__CHALLENGE__: Find every line in the records that holds the string "کپواڑہ". Copy each one.

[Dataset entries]
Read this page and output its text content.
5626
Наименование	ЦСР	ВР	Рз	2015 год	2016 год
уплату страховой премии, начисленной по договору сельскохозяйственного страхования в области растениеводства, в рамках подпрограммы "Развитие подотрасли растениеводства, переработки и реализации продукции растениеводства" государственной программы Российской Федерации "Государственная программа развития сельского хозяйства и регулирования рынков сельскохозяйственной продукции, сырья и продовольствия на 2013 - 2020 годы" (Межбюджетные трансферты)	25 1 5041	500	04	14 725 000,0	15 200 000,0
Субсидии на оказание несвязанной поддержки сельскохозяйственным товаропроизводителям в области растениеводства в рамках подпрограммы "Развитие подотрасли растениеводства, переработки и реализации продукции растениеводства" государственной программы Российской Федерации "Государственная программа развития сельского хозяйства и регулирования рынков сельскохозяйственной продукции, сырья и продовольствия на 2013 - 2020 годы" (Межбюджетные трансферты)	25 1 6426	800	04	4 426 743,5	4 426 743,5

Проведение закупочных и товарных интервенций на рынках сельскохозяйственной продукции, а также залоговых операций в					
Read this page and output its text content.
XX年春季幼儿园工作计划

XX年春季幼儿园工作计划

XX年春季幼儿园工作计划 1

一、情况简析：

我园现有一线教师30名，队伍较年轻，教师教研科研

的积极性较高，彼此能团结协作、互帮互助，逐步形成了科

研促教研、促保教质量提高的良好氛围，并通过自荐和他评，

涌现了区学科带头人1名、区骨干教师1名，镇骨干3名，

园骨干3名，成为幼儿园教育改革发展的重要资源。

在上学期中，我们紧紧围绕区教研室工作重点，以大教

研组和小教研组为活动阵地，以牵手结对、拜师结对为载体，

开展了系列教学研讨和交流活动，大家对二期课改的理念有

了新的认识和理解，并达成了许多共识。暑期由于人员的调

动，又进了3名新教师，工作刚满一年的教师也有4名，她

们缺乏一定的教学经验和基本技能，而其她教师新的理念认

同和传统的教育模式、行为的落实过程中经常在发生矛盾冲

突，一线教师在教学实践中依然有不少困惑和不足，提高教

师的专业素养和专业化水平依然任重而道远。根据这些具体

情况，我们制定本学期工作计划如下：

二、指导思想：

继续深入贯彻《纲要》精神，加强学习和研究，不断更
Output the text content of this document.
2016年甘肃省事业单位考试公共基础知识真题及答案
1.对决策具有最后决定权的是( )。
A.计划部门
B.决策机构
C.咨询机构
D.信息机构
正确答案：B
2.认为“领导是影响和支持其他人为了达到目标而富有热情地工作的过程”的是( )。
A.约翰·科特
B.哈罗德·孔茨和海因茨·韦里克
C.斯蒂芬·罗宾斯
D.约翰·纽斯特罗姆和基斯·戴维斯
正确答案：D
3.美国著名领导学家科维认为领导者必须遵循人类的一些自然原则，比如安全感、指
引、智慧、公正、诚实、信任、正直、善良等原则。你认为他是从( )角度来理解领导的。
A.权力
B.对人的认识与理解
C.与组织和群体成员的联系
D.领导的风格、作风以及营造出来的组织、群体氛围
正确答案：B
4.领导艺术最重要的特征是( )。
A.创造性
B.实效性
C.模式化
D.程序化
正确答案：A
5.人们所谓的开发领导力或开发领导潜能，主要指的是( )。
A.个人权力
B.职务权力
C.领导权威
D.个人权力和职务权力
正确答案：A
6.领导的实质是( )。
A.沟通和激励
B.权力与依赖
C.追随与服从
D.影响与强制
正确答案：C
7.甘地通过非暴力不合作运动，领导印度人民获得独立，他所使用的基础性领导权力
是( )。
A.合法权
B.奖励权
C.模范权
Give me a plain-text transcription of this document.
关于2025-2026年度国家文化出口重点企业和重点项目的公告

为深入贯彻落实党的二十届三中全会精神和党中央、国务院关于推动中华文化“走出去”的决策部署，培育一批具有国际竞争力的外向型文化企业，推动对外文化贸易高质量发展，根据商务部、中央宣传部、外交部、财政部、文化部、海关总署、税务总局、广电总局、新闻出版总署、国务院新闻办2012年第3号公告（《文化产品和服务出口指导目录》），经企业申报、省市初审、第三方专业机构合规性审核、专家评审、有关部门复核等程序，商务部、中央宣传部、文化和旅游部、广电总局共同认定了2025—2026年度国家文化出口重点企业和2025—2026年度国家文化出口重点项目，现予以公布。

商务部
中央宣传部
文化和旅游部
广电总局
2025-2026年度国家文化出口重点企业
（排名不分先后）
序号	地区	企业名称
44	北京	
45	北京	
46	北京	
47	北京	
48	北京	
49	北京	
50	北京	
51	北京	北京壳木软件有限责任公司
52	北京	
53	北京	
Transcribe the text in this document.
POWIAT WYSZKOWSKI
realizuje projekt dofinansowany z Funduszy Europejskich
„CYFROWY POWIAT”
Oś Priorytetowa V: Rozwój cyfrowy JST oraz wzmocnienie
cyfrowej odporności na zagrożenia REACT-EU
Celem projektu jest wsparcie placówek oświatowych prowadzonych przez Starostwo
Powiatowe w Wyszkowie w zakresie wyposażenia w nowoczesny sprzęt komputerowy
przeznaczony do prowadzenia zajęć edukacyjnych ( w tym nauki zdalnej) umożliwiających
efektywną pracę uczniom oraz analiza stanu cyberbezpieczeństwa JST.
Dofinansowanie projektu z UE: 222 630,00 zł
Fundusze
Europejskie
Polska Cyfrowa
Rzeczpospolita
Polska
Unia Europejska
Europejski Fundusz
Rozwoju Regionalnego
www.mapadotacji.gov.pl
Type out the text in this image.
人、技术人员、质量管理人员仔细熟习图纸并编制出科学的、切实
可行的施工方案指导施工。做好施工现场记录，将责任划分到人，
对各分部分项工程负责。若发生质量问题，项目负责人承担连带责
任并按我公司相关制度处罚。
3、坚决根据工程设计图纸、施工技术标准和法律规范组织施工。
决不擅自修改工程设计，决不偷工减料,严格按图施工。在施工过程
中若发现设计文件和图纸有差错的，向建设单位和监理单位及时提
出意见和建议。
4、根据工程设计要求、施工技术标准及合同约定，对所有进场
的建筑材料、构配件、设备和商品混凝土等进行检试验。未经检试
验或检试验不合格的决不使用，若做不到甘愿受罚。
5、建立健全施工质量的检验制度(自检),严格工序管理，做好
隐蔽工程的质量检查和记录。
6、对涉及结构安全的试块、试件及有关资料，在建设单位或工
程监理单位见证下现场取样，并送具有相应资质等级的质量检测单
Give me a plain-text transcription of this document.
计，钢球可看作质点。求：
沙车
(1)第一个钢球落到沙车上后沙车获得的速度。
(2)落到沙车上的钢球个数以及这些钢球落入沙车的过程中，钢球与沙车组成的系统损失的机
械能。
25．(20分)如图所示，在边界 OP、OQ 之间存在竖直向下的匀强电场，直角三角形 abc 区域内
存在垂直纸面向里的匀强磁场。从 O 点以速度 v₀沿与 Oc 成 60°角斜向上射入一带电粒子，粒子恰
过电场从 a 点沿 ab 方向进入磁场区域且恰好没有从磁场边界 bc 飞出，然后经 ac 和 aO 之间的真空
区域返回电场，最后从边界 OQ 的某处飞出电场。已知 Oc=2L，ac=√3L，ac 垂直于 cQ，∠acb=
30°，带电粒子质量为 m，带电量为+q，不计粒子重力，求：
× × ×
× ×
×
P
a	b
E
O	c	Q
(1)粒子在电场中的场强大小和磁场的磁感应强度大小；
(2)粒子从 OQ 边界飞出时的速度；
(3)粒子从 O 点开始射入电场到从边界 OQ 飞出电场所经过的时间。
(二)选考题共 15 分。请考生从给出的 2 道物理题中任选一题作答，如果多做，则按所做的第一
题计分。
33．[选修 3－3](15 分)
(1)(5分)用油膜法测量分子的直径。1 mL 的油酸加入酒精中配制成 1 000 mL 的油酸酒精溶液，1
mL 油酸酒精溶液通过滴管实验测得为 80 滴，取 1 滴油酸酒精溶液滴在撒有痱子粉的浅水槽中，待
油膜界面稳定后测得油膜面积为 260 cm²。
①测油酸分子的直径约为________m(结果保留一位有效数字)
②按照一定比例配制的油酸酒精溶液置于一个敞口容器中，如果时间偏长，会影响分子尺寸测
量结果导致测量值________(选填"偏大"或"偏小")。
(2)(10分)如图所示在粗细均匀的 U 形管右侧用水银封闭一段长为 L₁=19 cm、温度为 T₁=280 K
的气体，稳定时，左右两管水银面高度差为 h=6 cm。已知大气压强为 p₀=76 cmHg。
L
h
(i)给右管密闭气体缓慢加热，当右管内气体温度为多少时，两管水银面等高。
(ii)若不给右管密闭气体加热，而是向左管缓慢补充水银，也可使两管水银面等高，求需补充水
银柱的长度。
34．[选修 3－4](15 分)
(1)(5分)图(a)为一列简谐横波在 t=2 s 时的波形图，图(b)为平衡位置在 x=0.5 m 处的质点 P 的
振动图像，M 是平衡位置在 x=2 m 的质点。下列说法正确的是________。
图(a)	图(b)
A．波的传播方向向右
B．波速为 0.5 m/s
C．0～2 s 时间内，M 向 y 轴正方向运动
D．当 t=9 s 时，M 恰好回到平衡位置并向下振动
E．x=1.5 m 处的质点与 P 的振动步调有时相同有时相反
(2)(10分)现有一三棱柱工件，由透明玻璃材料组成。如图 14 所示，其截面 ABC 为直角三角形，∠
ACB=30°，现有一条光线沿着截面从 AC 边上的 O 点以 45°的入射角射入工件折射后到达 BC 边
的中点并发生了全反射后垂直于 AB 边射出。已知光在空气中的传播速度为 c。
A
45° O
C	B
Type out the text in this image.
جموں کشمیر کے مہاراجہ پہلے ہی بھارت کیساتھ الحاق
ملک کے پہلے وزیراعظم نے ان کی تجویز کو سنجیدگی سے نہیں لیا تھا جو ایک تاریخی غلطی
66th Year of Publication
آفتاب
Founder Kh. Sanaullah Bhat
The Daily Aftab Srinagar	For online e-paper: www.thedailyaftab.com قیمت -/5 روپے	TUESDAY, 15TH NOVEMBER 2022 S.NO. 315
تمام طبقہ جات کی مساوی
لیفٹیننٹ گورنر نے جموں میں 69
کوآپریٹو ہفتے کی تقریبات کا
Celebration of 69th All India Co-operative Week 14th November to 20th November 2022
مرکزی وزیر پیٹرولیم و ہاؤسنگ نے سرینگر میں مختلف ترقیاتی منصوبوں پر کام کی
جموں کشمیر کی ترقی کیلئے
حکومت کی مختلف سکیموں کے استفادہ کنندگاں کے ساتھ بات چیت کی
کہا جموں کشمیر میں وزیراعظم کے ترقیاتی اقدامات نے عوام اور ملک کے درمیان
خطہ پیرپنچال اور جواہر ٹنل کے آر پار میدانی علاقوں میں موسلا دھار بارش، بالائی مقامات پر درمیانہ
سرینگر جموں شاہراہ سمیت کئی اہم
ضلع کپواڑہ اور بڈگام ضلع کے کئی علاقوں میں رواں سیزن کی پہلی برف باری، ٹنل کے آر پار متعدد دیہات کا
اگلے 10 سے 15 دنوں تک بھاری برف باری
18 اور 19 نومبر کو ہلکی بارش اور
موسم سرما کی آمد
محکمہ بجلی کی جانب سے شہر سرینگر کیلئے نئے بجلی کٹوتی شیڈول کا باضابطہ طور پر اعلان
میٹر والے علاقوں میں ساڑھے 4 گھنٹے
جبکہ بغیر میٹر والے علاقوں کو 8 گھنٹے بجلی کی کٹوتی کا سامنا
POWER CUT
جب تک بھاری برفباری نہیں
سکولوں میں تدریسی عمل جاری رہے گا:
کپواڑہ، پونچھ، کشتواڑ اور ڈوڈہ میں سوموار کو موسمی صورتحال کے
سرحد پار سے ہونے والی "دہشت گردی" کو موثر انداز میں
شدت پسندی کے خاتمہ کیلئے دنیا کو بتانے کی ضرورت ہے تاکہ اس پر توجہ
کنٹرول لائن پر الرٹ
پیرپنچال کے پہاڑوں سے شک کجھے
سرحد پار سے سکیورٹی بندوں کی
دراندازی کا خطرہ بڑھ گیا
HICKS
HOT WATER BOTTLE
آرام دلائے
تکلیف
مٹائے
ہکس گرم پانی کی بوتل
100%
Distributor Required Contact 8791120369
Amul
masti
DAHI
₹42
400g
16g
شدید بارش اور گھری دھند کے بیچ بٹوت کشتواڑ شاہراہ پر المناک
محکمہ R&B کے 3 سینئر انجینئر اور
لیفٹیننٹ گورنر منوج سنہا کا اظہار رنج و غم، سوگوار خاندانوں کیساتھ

__EXPECTED ANSWER__:
ضلع کپواڑہ اور بڈگام ضلع کے کئی علاقوں میں رواں سیزن کی پہلی برف باری، ٹنل کے آر پار متعدد دیہات کا
کپواڑہ، پونچھ، کشتواڑ اور ڈوڈہ میں سوموار کو موسمی صورتحال کے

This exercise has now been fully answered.